• [What this task involves]: Rewrite the rows below, changing every "ShareSync" to "FileHub" and keeping everything else the same. Leave the pictures out.
## START Stored rows
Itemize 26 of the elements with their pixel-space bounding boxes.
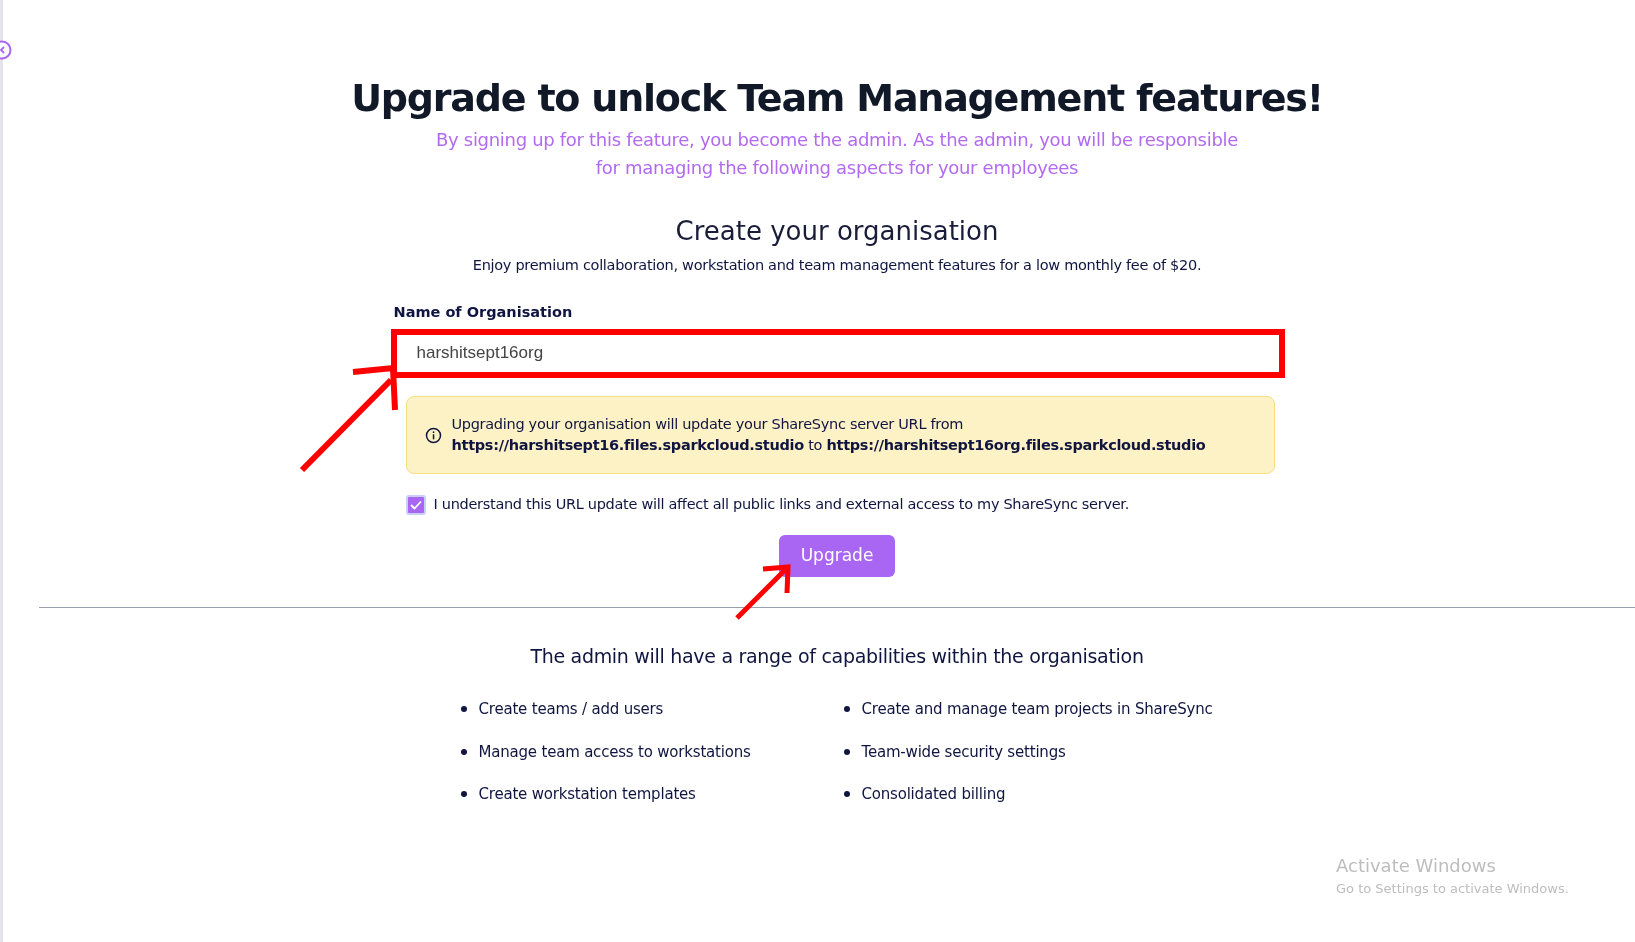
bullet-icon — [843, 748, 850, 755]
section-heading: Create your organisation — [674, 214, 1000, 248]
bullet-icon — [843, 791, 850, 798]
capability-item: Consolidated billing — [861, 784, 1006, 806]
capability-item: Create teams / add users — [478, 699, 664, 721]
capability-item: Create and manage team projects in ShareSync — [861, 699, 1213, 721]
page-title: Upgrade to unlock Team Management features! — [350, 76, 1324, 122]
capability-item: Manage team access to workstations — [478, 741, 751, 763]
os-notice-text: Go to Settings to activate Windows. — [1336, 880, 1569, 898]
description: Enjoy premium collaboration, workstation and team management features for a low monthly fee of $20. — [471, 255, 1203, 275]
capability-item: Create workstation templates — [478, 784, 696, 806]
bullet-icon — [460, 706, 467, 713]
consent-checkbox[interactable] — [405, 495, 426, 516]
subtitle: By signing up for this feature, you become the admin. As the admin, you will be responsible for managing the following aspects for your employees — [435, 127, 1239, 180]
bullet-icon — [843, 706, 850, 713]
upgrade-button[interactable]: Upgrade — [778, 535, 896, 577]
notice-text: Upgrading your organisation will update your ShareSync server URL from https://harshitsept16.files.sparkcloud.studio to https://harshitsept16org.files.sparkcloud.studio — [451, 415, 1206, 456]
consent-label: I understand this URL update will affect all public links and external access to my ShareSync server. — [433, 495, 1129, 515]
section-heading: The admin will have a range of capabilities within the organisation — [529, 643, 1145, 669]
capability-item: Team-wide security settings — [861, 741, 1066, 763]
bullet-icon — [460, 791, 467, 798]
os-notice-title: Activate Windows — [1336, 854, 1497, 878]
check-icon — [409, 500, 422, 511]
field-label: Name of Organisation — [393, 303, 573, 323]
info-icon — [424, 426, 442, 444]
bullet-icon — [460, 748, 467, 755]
## END Stored rows
• [Written solution]:
Itemize 26 of the elements with their pixel-space bounding boxes.
bullet-icon — [843, 748, 850, 755]
section-heading: Create your organisation — [674, 214, 1000, 248]
bullet-icon — [843, 791, 850, 798]
capability-item: Consolidated billing — [861, 784, 1006, 806]
capability-item: Create teams / add users — [478, 699, 664, 721]
capability-item: Create and manage team projects in FileHub — [861, 699, 1213, 721]
page-title: Upgrade to unlock Team Management features! — [350, 76, 1324, 122]
capability-item: Manage team access to workstations — [478, 741, 751, 763]
os-notice-text: Go to Settings to activate Windows. — [1336, 880, 1569, 898]
description: Enjoy premium collaboration, workstation and team management features for a low monthly fee of $20. — [471, 255, 1203, 275]
capability-item: Create workstation templates — [478, 784, 696, 806]
bullet-icon — [460, 706, 467, 713]
consent-checkbox[interactable] — [405, 495, 426, 516]
subtitle: By signing up for this feature, you become the admin. As the admin, you will be responsible for managing the following aspects for your employees — [435, 127, 1239, 180]
bullet-icon — [843, 706, 850, 713]
upgrade-button[interactable]: Upgrade — [778, 535, 896, 577]
notice-text: Upgrading your organisation will update your FileHub server URL from https://harshitsept16.files.sparkcloud.studio to https://harshitsept16org.files.sparkcloud.studio — [451, 415, 1206, 456]
consent-label: I understand this URL update will affect all public links and external access to my FileHub server. — [433, 495, 1129, 515]
section-heading: The admin will have a range of capabilities within the organisation — [529, 643, 1145, 669]
capability-item: Team-wide security settings — [861, 741, 1066, 763]
bullet-icon — [460, 791, 467, 798]
os-notice-title: Activate Windows — [1336, 854, 1497, 878]
check-icon — [409, 500, 422, 511]
field-label: Name of Organisation — [393, 303, 573, 323]
info-icon — [424, 426, 442, 444]
bullet-icon — [460, 748, 467, 755]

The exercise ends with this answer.